> Work to complete: Copy out all lines with the word "Функция" in them.

> Records supplied:
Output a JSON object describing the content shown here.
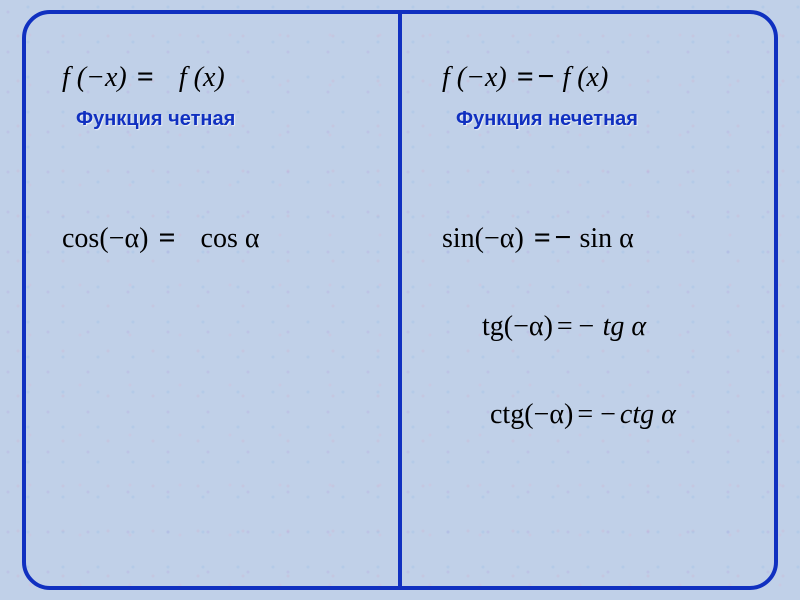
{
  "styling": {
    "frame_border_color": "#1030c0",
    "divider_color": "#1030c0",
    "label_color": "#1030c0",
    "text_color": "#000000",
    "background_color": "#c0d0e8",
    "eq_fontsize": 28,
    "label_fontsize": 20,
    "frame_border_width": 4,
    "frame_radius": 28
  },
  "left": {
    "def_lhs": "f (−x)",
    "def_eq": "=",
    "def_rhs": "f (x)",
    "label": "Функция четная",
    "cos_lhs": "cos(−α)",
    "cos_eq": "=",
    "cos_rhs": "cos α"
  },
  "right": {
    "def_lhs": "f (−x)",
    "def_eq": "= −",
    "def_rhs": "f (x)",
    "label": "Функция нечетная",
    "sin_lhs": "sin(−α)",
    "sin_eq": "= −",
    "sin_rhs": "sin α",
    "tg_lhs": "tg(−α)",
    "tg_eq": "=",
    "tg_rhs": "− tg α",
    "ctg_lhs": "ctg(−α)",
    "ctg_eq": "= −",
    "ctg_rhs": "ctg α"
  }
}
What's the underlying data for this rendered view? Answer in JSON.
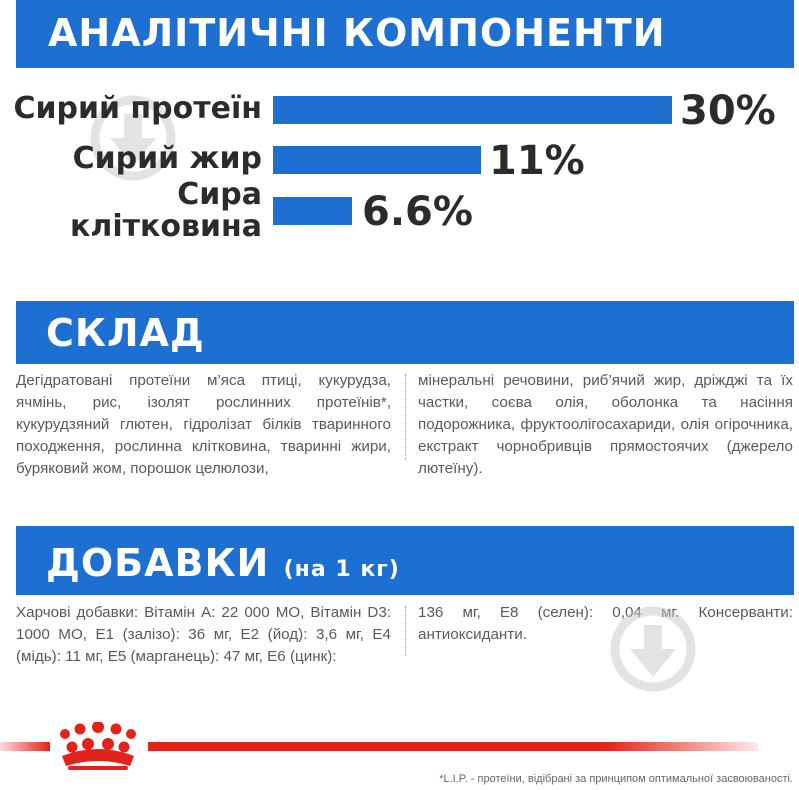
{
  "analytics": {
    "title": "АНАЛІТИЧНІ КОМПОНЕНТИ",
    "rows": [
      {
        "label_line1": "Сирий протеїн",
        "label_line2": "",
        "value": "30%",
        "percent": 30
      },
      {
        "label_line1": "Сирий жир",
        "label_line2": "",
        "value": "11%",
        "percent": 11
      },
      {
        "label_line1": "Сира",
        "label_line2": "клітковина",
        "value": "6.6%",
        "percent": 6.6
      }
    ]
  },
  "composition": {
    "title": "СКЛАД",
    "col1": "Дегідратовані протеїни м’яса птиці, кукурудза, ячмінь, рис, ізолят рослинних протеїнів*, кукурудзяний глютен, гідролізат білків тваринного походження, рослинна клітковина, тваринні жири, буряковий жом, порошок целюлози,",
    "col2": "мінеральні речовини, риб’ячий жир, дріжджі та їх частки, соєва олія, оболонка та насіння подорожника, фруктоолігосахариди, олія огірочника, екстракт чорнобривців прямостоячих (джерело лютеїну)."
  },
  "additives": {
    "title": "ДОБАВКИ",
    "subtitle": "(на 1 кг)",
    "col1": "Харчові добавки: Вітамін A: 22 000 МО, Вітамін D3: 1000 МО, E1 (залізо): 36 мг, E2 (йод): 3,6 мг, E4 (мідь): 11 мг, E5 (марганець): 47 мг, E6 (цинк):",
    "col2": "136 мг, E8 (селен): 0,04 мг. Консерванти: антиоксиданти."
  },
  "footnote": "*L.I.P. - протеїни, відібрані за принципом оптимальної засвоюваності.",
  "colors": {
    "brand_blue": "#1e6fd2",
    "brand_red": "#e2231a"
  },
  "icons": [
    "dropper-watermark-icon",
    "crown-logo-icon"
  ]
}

* * *

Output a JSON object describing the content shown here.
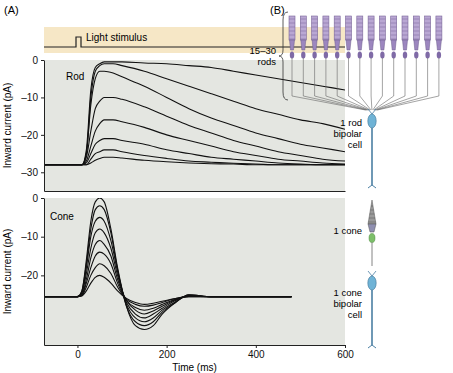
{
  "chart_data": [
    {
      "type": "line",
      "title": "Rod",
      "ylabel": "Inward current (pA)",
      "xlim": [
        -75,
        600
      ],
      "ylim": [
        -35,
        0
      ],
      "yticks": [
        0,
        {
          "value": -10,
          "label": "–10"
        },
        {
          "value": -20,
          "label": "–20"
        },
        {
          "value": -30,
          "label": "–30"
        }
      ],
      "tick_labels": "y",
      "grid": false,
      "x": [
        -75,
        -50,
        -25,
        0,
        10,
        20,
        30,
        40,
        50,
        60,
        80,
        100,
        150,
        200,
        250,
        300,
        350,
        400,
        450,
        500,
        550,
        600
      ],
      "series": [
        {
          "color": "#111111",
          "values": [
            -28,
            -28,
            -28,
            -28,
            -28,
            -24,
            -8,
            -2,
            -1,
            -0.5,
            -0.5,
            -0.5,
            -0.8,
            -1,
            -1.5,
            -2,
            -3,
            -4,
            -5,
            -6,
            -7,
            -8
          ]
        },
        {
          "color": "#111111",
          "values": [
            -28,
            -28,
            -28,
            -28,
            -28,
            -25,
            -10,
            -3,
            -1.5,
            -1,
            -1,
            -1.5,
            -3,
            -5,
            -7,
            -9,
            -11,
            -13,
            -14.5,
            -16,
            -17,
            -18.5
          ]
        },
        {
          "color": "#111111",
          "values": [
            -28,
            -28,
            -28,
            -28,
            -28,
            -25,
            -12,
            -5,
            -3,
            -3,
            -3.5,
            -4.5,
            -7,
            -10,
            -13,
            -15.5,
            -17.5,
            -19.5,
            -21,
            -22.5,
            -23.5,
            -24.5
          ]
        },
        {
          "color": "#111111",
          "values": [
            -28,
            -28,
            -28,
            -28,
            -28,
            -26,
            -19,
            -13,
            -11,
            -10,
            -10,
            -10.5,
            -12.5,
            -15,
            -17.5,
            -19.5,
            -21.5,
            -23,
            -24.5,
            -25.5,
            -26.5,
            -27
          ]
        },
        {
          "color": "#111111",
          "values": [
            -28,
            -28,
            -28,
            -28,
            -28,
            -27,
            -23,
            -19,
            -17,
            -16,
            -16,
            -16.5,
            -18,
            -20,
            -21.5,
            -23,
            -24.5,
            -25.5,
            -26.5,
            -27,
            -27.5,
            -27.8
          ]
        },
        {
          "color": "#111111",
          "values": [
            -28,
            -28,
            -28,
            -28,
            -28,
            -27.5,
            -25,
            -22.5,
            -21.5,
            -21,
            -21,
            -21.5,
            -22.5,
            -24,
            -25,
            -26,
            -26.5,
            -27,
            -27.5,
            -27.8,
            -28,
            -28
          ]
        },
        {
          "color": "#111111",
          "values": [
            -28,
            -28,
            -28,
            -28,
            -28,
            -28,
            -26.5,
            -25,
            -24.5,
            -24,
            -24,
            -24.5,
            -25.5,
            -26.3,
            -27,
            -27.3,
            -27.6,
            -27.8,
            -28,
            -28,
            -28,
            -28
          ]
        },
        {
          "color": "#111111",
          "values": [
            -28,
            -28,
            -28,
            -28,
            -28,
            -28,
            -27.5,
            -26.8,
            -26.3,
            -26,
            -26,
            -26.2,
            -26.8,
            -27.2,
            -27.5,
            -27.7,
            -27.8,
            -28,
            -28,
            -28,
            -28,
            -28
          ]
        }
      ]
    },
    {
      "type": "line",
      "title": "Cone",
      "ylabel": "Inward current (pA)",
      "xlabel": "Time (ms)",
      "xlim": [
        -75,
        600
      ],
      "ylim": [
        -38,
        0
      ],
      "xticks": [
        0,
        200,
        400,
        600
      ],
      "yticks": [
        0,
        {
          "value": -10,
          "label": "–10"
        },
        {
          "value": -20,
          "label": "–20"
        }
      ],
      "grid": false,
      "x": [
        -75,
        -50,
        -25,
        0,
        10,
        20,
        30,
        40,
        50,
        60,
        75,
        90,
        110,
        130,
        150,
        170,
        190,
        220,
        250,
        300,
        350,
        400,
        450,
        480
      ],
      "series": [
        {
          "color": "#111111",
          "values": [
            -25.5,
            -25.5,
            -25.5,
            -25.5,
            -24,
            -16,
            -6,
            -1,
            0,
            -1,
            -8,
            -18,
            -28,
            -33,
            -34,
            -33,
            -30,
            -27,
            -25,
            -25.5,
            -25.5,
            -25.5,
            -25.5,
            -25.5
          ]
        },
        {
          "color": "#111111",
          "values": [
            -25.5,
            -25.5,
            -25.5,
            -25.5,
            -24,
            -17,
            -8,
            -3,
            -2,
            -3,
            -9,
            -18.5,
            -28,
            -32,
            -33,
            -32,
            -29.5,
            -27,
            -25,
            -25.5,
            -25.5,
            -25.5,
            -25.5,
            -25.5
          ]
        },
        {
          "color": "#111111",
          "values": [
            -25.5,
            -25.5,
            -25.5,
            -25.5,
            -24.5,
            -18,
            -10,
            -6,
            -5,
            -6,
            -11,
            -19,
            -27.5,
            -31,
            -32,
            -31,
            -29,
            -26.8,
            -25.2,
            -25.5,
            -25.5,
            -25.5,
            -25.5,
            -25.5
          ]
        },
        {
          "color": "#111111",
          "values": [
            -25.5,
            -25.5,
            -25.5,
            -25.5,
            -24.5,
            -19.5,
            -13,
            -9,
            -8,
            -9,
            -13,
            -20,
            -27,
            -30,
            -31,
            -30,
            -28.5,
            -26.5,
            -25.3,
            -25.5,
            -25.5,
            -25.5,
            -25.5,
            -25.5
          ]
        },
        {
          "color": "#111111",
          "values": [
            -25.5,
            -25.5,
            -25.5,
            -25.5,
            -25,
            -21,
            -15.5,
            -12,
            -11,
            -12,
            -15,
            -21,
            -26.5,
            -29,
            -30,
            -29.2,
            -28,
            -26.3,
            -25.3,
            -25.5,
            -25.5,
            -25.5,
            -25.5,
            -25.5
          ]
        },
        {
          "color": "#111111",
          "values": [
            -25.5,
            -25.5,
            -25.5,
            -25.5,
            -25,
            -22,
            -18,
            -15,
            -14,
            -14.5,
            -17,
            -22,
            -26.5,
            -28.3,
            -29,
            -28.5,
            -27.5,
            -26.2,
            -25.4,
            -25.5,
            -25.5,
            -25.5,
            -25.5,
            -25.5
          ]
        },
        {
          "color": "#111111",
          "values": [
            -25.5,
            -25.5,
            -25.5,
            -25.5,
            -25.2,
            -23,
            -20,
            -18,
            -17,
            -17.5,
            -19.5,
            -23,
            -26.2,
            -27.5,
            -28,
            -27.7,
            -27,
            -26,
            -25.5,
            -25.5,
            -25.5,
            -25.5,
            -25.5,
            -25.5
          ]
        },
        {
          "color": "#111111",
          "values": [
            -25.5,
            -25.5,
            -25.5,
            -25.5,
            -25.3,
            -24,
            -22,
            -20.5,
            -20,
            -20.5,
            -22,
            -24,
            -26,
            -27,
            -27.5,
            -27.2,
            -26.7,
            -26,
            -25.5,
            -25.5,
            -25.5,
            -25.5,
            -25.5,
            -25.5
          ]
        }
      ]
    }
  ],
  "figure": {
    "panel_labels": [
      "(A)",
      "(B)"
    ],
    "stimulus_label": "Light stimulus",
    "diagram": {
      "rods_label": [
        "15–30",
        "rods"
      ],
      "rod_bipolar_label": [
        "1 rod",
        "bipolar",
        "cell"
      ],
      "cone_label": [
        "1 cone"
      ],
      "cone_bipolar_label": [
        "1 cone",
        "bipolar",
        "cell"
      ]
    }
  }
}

> Solution below:
    "label": "Функция четная",
    "label": "Функция нечетная",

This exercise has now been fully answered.